### EXERCISE
The material below should be written out in full and exactly; pictures stay out of the copy.

[Dataset excerpt]
:::::
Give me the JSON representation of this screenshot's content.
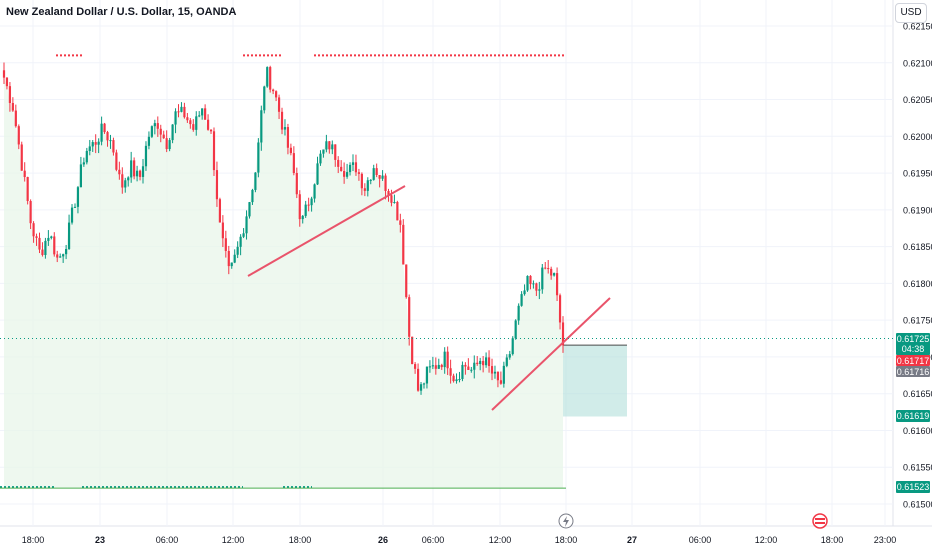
{
  "title": "New Zealand Dollar / U.S. Dollar, 15, OANDA",
  "currency": "USD",
  "chart_data": {
    "type": "candlestick",
    "symbol": "NZDUSD",
    "interval": "15",
    "y_ticks": [
      "0.62150",
      "0.62100",
      "0.62050",
      "0.62000",
      "0.61950",
      "0.61900",
      "0.61850",
      "0.61800",
      "0.61750",
      "0.61700",
      "0.61650",
      "0.61600",
      "0.61550",
      "0.61500"
    ],
    "x_ticks": [
      "18:00",
      "23",
      "06:00",
      "12:00",
      "18:00",
      "26",
      "06:00",
      "12:00",
      "18:00",
      "27",
      "06:00",
      "12:00",
      "18:00",
      "23:00"
    ],
    "ylim": [
      0.61475,
      0.62165
    ],
    "price_close_path": [
      0.6208,
      0.6204,
      0.6196,
      0.6188,
      0.6184,
      0.6187,
      0.6183,
      0.6186,
      0.6192,
      0.6198,
      0.6199,
      0.6201,
      0.6199,
      0.6193,
      0.6196,
      0.6194,
      0.62,
      0.6202,
      0.6199,
      0.6203,
      0.6203,
      0.6201,
      0.6204,
      0.62,
      0.6187,
      0.6181,
      0.6185,
      0.619,
      0.6196,
      0.6209,
      0.6206,
      0.6201,
      0.6196,
      0.6188,
      0.6192,
      0.6197,
      0.6199,
      0.6197,
      0.6195,
      0.6196,
      0.6193,
      0.6196,
      0.6194,
      0.6192,
      0.6188,
      0.6172,
      0.6165,
      0.6168,
      0.6169,
      0.617,
      0.6167,
      0.6169,
      0.6168,
      0.617,
      0.6168,
      0.6166,
      0.617,
      0.6176,
      0.618,
      0.6179,
      0.6182,
      0.6181,
      0.61716
    ],
    "horizontal_levels": [
      {
        "price": 0.6211,
        "color": "#f23645",
        "style": "dotted"
      },
      {
        "price": 0.61523,
        "color": "#089981",
        "style": "dotted"
      }
    ],
    "price_labels": [
      {
        "text": "0.61725",
        "sub": "04:38",
        "color": "#089981"
      },
      {
        "text": "0.61717",
        "color": "#f23645"
      },
      {
        "text": "0.61716",
        "color": "#787b86"
      },
      {
        "text": "0.61619",
        "color": "#089981"
      },
      {
        "text": "0.61523",
        "color": "#089981"
      }
    ],
    "grid": true,
    "up_color": "#089981",
    "down_color": "#f23645",
    "trendline_color": "#e9546b",
    "position_zone_color": "#b2dfdb"
  }
}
:::::
### EXERCISE ANSWER
Give me the JSON representation of this screenshot's content.
{
  "title": "New Zealand Dollar / U.S. Dollar, 15, OANDA",
  "currency": "USD",
  "chart_data": {
    "type": "candlestick",
    "symbol": "NZDUSD",
    "interval": "15",
    "y_ticks": [
      "0.62150",
      "0.62100",
      "0.62050",
      "0.62000",
      "0.61950",
      "0.61900",
      "0.61850",
      "0.61800",
      "0.61750",
      "0.61700",
      "0.61650",
      "0.61600",
      "0.61550",
      "0.61500"
    ],
    "x_ticks": [
      "18:00",
      "23",
      "06:00",
      "12:00",
      "18:00",
      "26",
      "06:00",
      "12:00",
      "18:00",
      "27",
      "06:00",
      "12:00",
      "18:00",
      "23:00"
    ],
    "ylim": [
      0.61475,
      0.62165
    ],
    "price_close_path": [
      0.6208,
      0.6204,
      0.6196,
      0.6188,
      0.6184,
      0.6187,
      0.6183,
      0.6186,
      0.6192,
      0.6198,
      0.6199,
      0.6201,
      0.6199,
      0.6193,
      0.6196,
      0.6194,
      0.62,
      0.6202,
      0.6199,
      0.6203,
      0.6203,
      0.6201,
      0.6204,
      0.62,
      0.6187,
      0.6181,
      0.6185,
      0.619,
      0.6196,
      0.6209,
      0.6206,
      0.6201,
      0.6196,
      0.6188,
      0.6192,
      0.6197,
      0.6199,
      0.6197,
      0.6195,
      0.6196,
      0.6193,
      0.6196,
      0.6194,
      0.6192,
      0.6188,
      0.6172,
      0.6165,
      0.6168,
      0.6169,
      0.617,
      0.6167,
      0.6169,
      0.6168,
      0.617,
      0.6168,
      0.6166,
      0.617,
      0.6176,
      0.618,
      0.6179,
      0.6182,
      0.6181,
      0.61716
    ],
    "horizontal_levels": [
      {
        "price": 0.6211,
        "color": "#f23645",
        "style": "dotted"
      },
      {
        "price": 0.61523,
        "color": "#089981",
        "style": "dotted"
      }
    ],
    "price_labels": [
      {
        "text": "0.61725",
        "sub": "04:38",
        "color": "#089981"
      },
      {
        "text": "0.61717",
        "color": "#f23645"
      },
      {
        "text": "0.61716",
        "color": "#787b86"
      },
      {
        "text": "0.61619",
        "color": "#089981"
      },
      {
        "text": "0.61523",
        "color": "#089981"
      }
    ],
    "grid": true,
    "up_color": "#089981",
    "down_color": "#f23645",
    "trendline_color": "#e9546b",
    "position_zone_color": "#b2dfdb"
  }
}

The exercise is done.